Stored entries
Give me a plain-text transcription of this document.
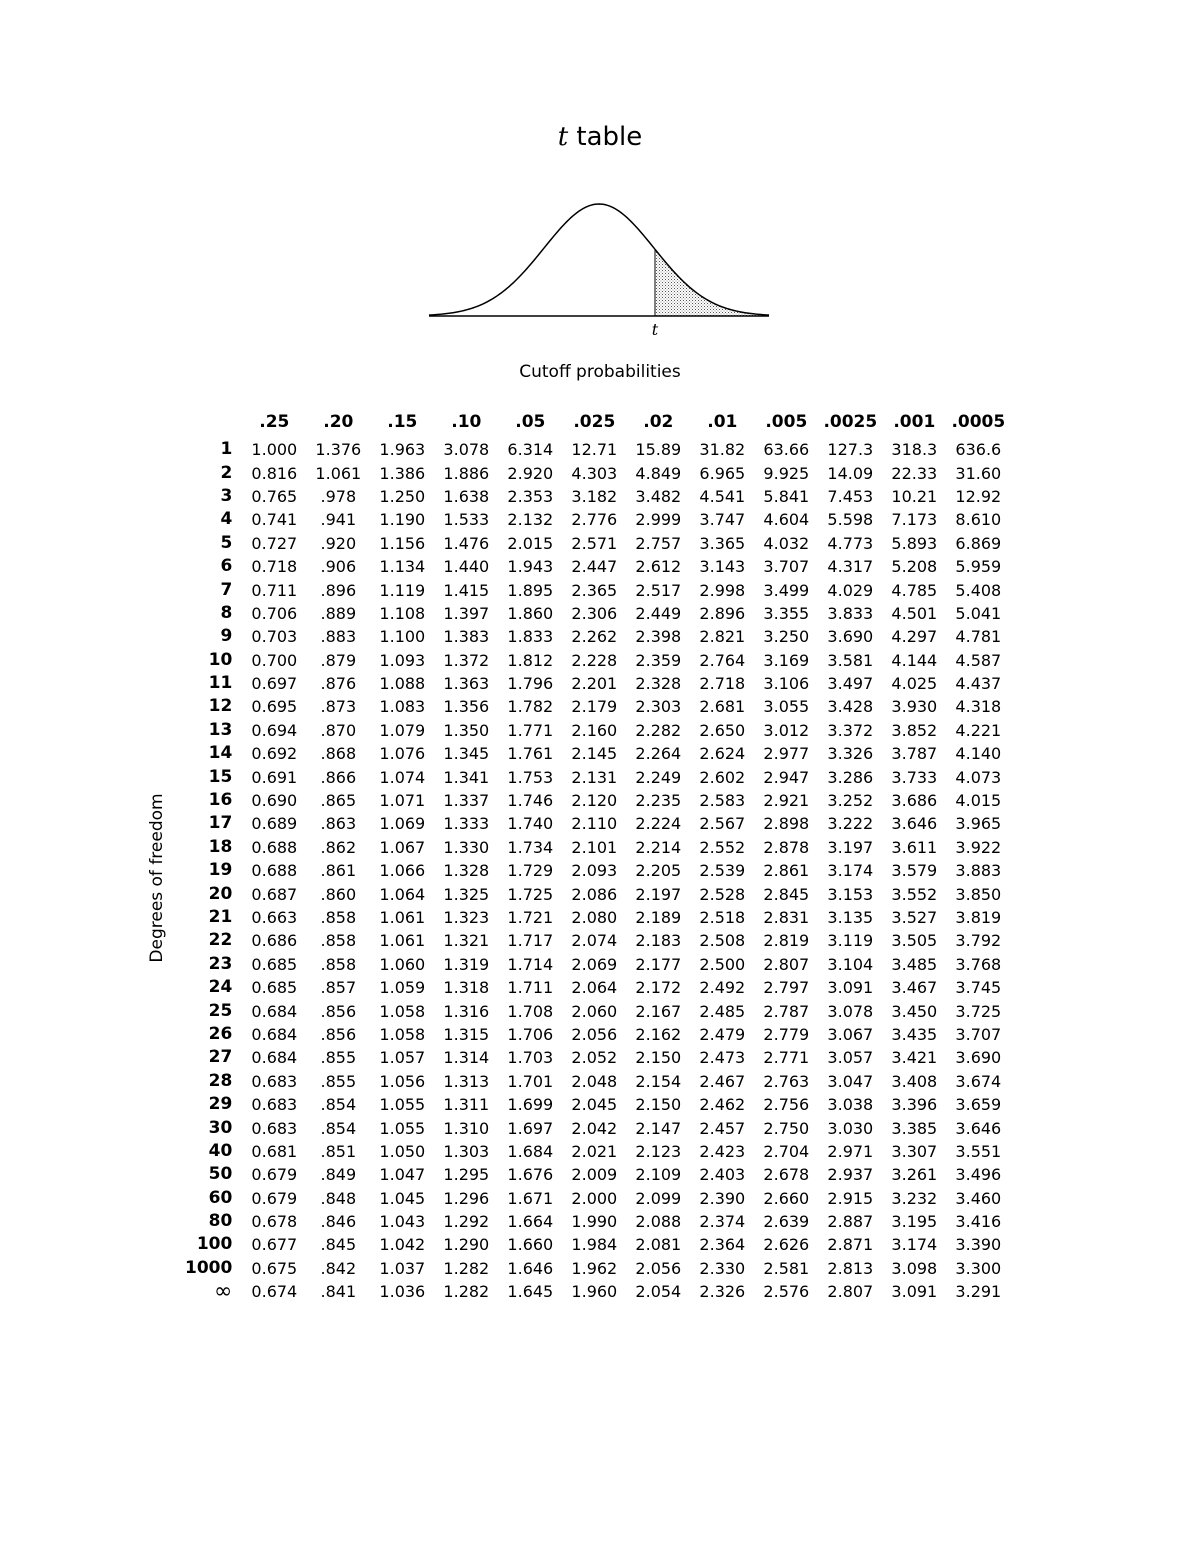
t table
t
Cutoff probabilities
Degrees of freedom
	.25	.20	.15	.10	.05	.025	.02	.01	.005	.0025	.001	.0005
1	1.000	1.376	1.963	3.078	6.314	12.71	15.89	31.82	63.66	127.3	318.3	636.6
2	0.816	1.061	1.386	1.886	2.920	4.303	4.849	6.965	9.925	14.09	22.33	31.60
3	0.765	.978	1.250	1.638	2.353	3.182	3.482	4.541	5.841	7.453	10.21	12.92
4	0.741	.941	1.190	1.533	2.132	2.776	2.999	3.747	4.604	5.598	7.173	8.610
5	0.727	.920	1.156	1.476	2.015	2.571	2.757	3.365	4.032	4.773	5.893	6.869
6	0.718	.906	1.134	1.440	1.943	2.447	2.612	3.143	3.707	4.317	5.208	5.959
7	0.711	.896	1.119	1.415	1.895	2.365	2.517	2.998	3.499	4.029	4.785	5.408
8	0.706	.889	1.108	1.397	1.860	2.306	2.449	2.896	3.355	3.833	4.501	5.041
9	0.703	.883	1.100	1.383	1.833	2.262	2.398	2.821	3.250	3.690	4.297	4.781
10	0.700	.879	1.093	1.372	1.812	2.228	2.359	2.764	3.169	3.581	4.144	4.587
11	0.697	.876	1.088	1.363	1.796	2.201	2.328	2.718	3.106	3.497	4.025	4.437
12	0.695	.873	1.083	1.356	1.782	2.179	2.303	2.681	3.055	3.428	3.930	4.318
13	0.694	.870	1.079	1.350	1.771	2.160	2.282	2.650	3.012	3.372	3.852	4.221
14	0.692	.868	1.076	1.345	1.761	2.145	2.264	2.624	2.977	3.326	3.787	4.140
15	0.691	.866	1.074	1.341	1.753	2.131	2.249	2.602	2.947	3.286	3.733	4.073
16	0.690	.865	1.071	1.337	1.746	2.120	2.235	2.583	2.921	3.252	3.686	4.015
17	0.689	.863	1.069	1.333	1.740	2.110	2.224	2.567	2.898	3.222	3.646	3.965
18	0.688	.862	1.067	1.330	1.734	2.101	2.214	2.552	2.878	3.197	3.611	3.922
19	0.688	.861	1.066	1.328	1.729	2.093	2.205	2.539	2.861	3.174	3.579	3.883
20	0.687	.860	1.064	1.325	1.725	2.086	2.197	2.528	2.845	3.153	3.552	3.850
21	0.663	.858	1.061	1.323	1.721	2.080	2.189	2.518	2.831	3.135	3.527	3.819
22	0.686	.858	1.061	1.321	1.717	2.074	2.183	2.508	2.819	3.119	3.505	3.792
23	0.685	.858	1.060	1.319	1.714	2.069	2.177	2.500	2.807	3.104	3.485	3.768
24	0.685	.857	1.059	1.318	1.711	2.064	2.172	2.492	2.797	3.091	3.467	3.745
25	0.684	.856	1.058	1.316	1.708	2.060	2.167	2.485	2.787	3.078	3.450	3.725
26	0.684	.856	1.058	1.315	1.706	2.056	2.162	2.479	2.779	3.067	3.435	3.707
27	0.684	.855	1.057	1.314	1.703	2.052	2.150	2.473	2.771	3.057	3.421	3.690
28	0.683	.855	1.056	1.313	1.701	2.048	2.154	2.467	2.763	3.047	3.408	3.674
29	0.683	.854	1.055	1.311	1.699	2.045	2.150	2.462	2.756	3.038	3.396	3.659
30	0.683	.854	1.055	1.310	1.697	2.042	2.147	2.457	2.750	3.030	3.385	3.646
40	0.681	.851	1.050	1.303	1.684	2.021	2.123	2.423	2.704	2.971	3.307	3.551
50	0.679	.849	1.047	1.295	1.676	2.009	2.109	2.403	2.678	2.937	3.261	3.496
60	0.679	.848	1.045	1.296	1.671	2.000	2.099	2.390	2.660	2.915	3.232	3.460
80	0.678	.846	1.043	1.292	1.664	1.990	2.088	2.374	2.639	2.887	3.195	3.416
100	0.677	.845	1.042	1.290	1.660	1.984	2.081	2.364	2.626	2.871	3.174	3.390
1000	0.675	.842	1.037	1.282	1.646	1.962	2.056	2.330	2.581	2.813	3.098	3.300
∞	0.674	.841	1.036	1.282	1.645	1.960	2.054	2.326	2.576	2.807	3.091	3.291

Problem statement
Write out each line again precisely as it appears, skipping every picture.

Expected output
Give me a plain-text transcription of this document.
t table
t
Cutoff probabilities
Degrees of freedom
	.25	.20	.15	.10	.05	.025	.02	.01	.005	.0025	.001	.0005
1	1.000	1.376	1.963	3.078	6.314	12.71	15.89	31.82	63.66	127.3	318.3	636.6
2	0.816	1.061	1.386	1.886	2.920	4.303	4.849	6.965	9.925	14.09	22.33	31.60
3	0.765	.978	1.250	1.638	2.353	3.182	3.482	4.541	5.841	7.453	10.21	12.92
4	0.741	.941	1.190	1.533	2.132	2.776	2.999	3.747	4.604	5.598	7.173	8.610
5	0.727	.920	1.156	1.476	2.015	2.571	2.757	3.365	4.032	4.773	5.893	6.869
6	0.718	.906	1.134	1.440	1.943	2.447	2.612	3.143	3.707	4.317	5.208	5.959
7	0.711	.896	1.119	1.415	1.895	2.365	2.517	2.998	3.499	4.029	4.785	5.408
8	0.706	.889	1.108	1.397	1.860	2.306	2.449	2.896	3.355	3.833	4.501	5.041
9	0.703	.883	1.100	1.383	1.833	2.262	2.398	2.821	3.250	3.690	4.297	4.781
10	0.700	.879	1.093	1.372	1.812	2.228	2.359	2.764	3.169	3.581	4.144	4.587
11	0.697	.876	1.088	1.363	1.796	2.201	2.328	2.718	3.106	3.497	4.025	4.437
12	0.695	.873	1.083	1.356	1.782	2.179	2.303	2.681	3.055	3.428	3.930	4.318
13	0.694	.870	1.079	1.350	1.771	2.160	2.282	2.650	3.012	3.372	3.852	4.221
14	0.692	.868	1.076	1.345	1.761	2.145	2.264	2.624	2.977	3.326	3.787	4.140
15	0.691	.866	1.074	1.341	1.753	2.131	2.249	2.602	2.947	3.286	3.733	4.073
16	0.690	.865	1.071	1.337	1.746	2.120	2.235	2.583	2.921	3.252	3.686	4.015
17	0.689	.863	1.069	1.333	1.740	2.110	2.224	2.567	2.898	3.222	3.646	3.965
18	0.688	.862	1.067	1.330	1.734	2.101	2.214	2.552	2.878	3.197	3.611	3.922
19	0.688	.861	1.066	1.328	1.729	2.093	2.205	2.539	2.861	3.174	3.579	3.883
20	0.687	.860	1.064	1.325	1.725	2.086	2.197	2.528	2.845	3.153	3.552	3.850
21	0.663	.858	1.061	1.323	1.721	2.080	2.189	2.518	2.831	3.135	3.527	3.819
22	0.686	.858	1.061	1.321	1.717	2.074	2.183	2.508	2.819	3.119	3.505	3.792
23	0.685	.858	1.060	1.319	1.714	2.069	2.177	2.500	2.807	3.104	3.485	3.768
24	0.685	.857	1.059	1.318	1.711	2.064	2.172	2.492	2.797	3.091	3.467	3.745
25	0.684	.856	1.058	1.316	1.708	2.060	2.167	2.485	2.787	3.078	3.450	3.725
26	0.684	.856	1.058	1.315	1.706	2.056	2.162	2.479	2.779	3.067	3.435	3.707
27	0.684	.855	1.057	1.314	1.703	2.052	2.150	2.473	2.771	3.057	3.421	3.690
28	0.683	.855	1.056	1.313	1.701	2.048	2.154	2.467	2.763	3.047	3.408	3.674
29	0.683	.854	1.055	1.311	1.699	2.045	2.150	2.462	2.756	3.038	3.396	3.659
30	0.683	.854	1.055	1.310	1.697	2.042	2.147	2.457	2.750	3.030	3.385	3.646
40	0.681	.851	1.050	1.303	1.684	2.021	2.123	2.423	2.704	2.971	3.307	3.551
50	0.679	.849	1.047	1.295	1.676	2.009	2.109	2.403	2.678	2.937	3.261	3.496
60	0.679	.848	1.045	1.296	1.671	2.000	2.099	2.390	2.660	2.915	3.232	3.460
80	0.678	.846	1.043	1.292	1.664	1.990	2.088	2.374	2.639	2.887	3.195	3.416
100	0.677	.845	1.042	1.290	1.660	1.984	2.081	2.364	2.626	2.871	3.174	3.390
1000	0.675	.842	1.037	1.282	1.646	1.962	2.056	2.330	2.581	2.813	3.098	3.300
∞	0.674	.841	1.036	1.282	1.645	1.960	2.054	2.326	2.576	2.807	3.091	3.291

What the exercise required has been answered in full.